*Page extract*
Possibility to simplify $\sum\limits_{k = - \infty }^\infty {\frac{{{{\left( { - 1} \right)}^k}}}{{a + k}} = \frac{\pi }{{\sin \pi a}}} $

EDIT: The classical demonstration of this is obtained by expanding in Fourier series the function $\cos(zx)$ with $x\in(-\pi,\pi)$.

Let's detail Smirnov's proof (in "Course of Higher Mathematics 2 VI.1 Fourier series") :

$\cos(zx)$ is an even function of $x$ so that the $\sin(kx)$ terms disappear and the Fourier expansion is given by : $$\cos(zx)=\frac{a_0}2+\sum_{k=1}^{\infty} a_k\cdot \cos(kx),\ \text{with}\ \ a_k=\frac2{\pi} \int_0^{\pi} \cos(zx)\cos(kx) dx$$

Integration is easy and $a_0=\frac2{\pi}\int_0^{\pi} \cos(zx) dx= \frac{2\sin(\pi z)}{\pi z}$ while
$a_k= \frac2{\pi}\int_0^{\pi} \cos(zx) \cos(kx) dx=\frac1{\pi}\left[\frac{\sin((z+k)x)}{z+k}+\frac{\sin((z-k)x)}{z-k}\right]_0^{\pi}=(-1)^k\frac{2z\sin(\pi z)}{\pi(z^2-k^2)}$
so that for $-\pi \le x \le \pi$ :

$$ \cos(zx)=\frac{2z\sin(\pi z)}{\pi}\left[\frac1{2z^2}+\frac{\cos(1x)}{1^2-z^2}-\frac{\cos(2x)}{2^2-z^2}+\frac{\cos(3x)}{3^2-z^2}-\cdots\right] $$

Setting $x=0$ returns your equality : $$ \frac1{\sin(\pi z)}=\frac{2z}{\pi}\left[\frac1{2z^2}-\sum_{k=1}^{\infty}\frac{(-1)^k}{k^2-z^2}\right] $$

while $x=\pi$ returns the $\mathrm{cotg}$ formula :

$$ \cot(\pi z)=\frac1{\pi}\left[\frac1{z}-\sum_{k=1}^{\infty}\frac{2z}{k^2-z^2}\right] $$ (Euler used this one to find closed forms of $\zeta(2n)$)

*What you need to do*
1. Translate this sentence from the forum answer into Spanish: "The classical demonstration of this is obtained by expanding in Fourier series the function $\cos(zx)$ with $x\in(-\pi,\pi)$."
2. Reproduce the forum answer verbatim from "Integration is easy" to "forms of $\zeta(2n)$)".

*Dataset extract*
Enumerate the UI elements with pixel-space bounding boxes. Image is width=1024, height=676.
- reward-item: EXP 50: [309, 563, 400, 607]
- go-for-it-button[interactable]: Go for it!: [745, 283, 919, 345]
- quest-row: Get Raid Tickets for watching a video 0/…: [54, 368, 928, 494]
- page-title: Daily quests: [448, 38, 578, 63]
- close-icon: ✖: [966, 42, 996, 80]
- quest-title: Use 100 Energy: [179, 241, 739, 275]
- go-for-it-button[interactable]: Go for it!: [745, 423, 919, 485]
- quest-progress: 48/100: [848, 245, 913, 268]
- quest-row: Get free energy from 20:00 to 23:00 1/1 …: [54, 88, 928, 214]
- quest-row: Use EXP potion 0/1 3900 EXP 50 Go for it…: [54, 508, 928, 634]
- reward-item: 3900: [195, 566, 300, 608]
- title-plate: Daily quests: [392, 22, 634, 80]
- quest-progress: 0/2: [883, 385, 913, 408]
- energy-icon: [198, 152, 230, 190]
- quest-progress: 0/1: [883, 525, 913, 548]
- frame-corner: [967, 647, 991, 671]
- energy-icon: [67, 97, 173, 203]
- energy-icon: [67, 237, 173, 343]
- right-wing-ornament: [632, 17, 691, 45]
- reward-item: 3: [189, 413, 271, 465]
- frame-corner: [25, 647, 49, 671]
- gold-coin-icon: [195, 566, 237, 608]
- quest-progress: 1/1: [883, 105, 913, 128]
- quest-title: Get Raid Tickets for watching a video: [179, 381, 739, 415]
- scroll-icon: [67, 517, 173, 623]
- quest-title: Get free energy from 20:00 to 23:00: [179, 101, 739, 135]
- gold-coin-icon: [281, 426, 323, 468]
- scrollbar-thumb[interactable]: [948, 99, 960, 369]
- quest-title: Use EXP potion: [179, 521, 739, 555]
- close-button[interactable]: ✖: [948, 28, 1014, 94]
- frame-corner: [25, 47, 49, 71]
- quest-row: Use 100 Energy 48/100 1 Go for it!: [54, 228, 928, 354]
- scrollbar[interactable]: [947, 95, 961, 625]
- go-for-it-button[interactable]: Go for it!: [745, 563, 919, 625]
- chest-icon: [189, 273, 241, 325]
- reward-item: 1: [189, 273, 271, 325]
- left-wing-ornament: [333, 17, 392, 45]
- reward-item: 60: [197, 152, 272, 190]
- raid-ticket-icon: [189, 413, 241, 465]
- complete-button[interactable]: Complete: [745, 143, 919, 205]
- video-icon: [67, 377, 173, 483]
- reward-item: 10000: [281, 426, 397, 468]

--

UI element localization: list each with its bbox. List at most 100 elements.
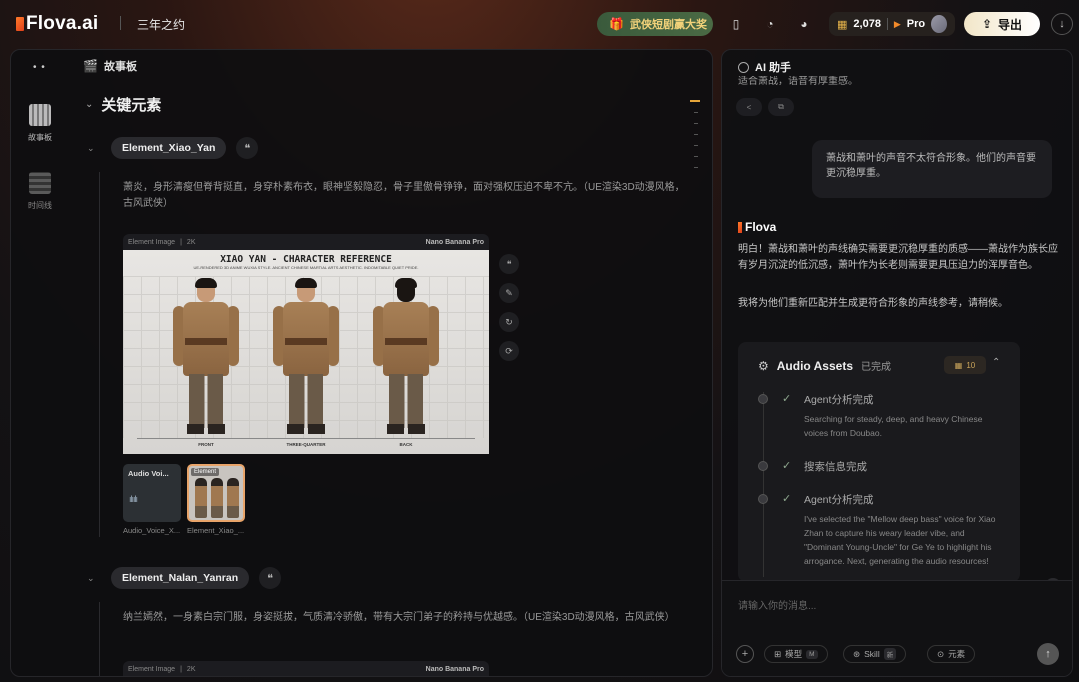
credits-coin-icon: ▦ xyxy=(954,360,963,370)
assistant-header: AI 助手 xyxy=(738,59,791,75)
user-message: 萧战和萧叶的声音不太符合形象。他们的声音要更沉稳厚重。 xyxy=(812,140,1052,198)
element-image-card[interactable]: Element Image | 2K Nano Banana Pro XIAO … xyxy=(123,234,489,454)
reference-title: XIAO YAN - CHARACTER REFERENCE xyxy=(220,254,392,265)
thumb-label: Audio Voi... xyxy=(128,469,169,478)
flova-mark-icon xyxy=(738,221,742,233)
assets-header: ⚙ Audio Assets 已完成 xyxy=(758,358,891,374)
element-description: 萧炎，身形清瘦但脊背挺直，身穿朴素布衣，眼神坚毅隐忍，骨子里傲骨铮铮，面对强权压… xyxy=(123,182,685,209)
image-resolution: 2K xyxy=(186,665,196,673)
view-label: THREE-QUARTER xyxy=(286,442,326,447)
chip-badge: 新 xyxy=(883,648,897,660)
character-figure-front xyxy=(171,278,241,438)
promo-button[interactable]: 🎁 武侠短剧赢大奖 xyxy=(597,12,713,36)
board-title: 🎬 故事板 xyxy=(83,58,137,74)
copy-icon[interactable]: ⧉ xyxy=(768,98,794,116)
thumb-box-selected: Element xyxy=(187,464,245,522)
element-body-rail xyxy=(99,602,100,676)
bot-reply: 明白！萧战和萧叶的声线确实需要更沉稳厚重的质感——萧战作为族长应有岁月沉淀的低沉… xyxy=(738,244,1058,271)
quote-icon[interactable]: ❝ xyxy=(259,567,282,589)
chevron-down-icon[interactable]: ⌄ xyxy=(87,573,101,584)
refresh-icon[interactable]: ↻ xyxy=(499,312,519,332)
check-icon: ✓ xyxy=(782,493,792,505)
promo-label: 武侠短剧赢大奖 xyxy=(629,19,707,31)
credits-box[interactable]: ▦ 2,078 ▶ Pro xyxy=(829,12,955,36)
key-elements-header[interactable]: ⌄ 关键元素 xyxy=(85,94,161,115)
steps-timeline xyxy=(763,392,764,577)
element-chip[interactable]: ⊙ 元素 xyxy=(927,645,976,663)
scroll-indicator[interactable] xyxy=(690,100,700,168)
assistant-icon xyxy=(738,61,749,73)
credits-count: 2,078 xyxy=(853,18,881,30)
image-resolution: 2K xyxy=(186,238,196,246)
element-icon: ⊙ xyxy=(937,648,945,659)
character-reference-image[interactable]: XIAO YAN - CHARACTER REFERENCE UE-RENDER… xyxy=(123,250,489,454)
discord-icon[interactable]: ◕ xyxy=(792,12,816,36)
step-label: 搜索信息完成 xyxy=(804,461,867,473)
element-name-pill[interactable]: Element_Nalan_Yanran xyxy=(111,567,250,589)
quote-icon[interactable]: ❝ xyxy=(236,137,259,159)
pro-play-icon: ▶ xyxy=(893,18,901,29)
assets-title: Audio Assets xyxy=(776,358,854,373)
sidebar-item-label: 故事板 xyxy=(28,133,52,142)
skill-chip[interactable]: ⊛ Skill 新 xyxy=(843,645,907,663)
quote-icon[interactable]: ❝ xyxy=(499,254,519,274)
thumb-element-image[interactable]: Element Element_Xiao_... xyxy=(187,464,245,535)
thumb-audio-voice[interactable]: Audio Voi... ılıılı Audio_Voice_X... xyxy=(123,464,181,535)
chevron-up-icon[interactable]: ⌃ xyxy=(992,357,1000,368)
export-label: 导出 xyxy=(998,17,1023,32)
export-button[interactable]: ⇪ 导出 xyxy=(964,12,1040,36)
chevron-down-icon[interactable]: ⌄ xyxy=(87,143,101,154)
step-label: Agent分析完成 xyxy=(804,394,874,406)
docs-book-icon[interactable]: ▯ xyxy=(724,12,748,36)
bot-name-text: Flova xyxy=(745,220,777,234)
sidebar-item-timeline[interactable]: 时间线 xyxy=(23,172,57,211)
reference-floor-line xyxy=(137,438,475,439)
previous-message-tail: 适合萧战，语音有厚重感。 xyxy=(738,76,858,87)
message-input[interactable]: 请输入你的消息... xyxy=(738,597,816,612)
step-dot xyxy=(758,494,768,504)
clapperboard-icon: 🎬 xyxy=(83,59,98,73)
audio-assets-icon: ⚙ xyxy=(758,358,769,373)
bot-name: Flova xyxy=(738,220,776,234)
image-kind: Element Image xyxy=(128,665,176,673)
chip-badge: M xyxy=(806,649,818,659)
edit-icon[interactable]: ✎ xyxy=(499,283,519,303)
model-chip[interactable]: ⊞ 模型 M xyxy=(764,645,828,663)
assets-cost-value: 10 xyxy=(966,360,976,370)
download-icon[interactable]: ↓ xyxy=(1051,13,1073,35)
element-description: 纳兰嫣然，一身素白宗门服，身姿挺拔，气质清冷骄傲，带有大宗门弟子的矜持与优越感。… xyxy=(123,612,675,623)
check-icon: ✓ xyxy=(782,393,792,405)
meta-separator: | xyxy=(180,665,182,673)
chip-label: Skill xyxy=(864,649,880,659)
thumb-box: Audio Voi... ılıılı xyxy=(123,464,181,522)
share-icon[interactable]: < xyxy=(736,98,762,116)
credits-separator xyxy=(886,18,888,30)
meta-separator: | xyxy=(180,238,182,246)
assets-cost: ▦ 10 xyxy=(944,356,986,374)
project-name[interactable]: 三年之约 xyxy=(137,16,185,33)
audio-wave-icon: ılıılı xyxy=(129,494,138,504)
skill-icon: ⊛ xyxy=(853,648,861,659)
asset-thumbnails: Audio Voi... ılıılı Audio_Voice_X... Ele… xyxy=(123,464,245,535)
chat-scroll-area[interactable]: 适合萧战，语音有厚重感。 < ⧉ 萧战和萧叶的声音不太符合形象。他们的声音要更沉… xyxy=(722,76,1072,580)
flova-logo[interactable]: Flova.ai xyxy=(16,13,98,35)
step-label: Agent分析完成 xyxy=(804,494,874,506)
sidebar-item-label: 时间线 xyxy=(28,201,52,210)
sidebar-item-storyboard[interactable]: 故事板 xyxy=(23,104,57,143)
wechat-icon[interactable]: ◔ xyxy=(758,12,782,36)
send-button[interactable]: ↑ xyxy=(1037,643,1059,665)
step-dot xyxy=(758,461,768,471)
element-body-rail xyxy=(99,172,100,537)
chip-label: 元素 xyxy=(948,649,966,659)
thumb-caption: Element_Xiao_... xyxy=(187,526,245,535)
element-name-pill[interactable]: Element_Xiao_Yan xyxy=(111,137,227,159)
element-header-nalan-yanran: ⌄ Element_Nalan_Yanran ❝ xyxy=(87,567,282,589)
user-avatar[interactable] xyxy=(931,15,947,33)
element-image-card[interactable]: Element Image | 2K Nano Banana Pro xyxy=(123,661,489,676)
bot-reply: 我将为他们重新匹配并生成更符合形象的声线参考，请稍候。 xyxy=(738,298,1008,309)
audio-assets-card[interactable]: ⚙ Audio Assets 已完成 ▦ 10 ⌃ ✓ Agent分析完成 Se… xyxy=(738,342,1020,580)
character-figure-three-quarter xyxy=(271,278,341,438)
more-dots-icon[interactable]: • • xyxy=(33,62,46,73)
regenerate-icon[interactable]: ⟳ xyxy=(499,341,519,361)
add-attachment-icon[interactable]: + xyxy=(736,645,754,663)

*Full solutions*
1. La demostración clásica de esto se obtiene desarrollando en serie de Fourier la función $\cos(zx)$ con $x\in(-\pi,\pi)$.

2.
Integration is easy and $a_0=\frac2{\pi}\int_0^{\pi} \cos(zx) dx= \frac{2\sin(\pi z)}{\pi z}$ while
$a_k= \frac2{\pi}\int_0^{\pi} \cos(zx) \cos(kx) dx=\frac1{\pi}\left[\frac{\sin((z+k)x)}{z+k}+\frac{\sin((z-k)x)}{z-k}\right]_0^{\pi}=(-1)^k\frac{2z\sin(\pi z)}{\pi(z^2-k^2)}$
so that for $-\pi \le x \le \pi$ :

$$ \cos(zx)=\frac{2z\sin(\pi z)}{\pi}\left[\frac1{2z^2}+\frac{\cos(1x)}{1^2-z^2}-\frac{\cos(2x)}{2^2-z^2}+\frac{\cos(3x)}{3^2-z^2}-\cdots\right] $$

Setting $x=0$ returns your equality : $$ \frac1{\sin(\pi z)}=\frac{2z}{\pi}\left[\frac1{2z^2}-\sum_{k=1}^{\infty}\frac{(-1)^k}{k^2-z^2}\right] $$

while $x=\pi$ returns the $\mathrm{cotg}$ formula :

$$ \cot(\pi z)=\frac1{\pi}\left[\frac1{z}-\sum_{k=1}^{\infty}\frac{2z}{k^2-z^2}\right] $$ (Euler used this one to find closed forms of $\zeta(2n)$)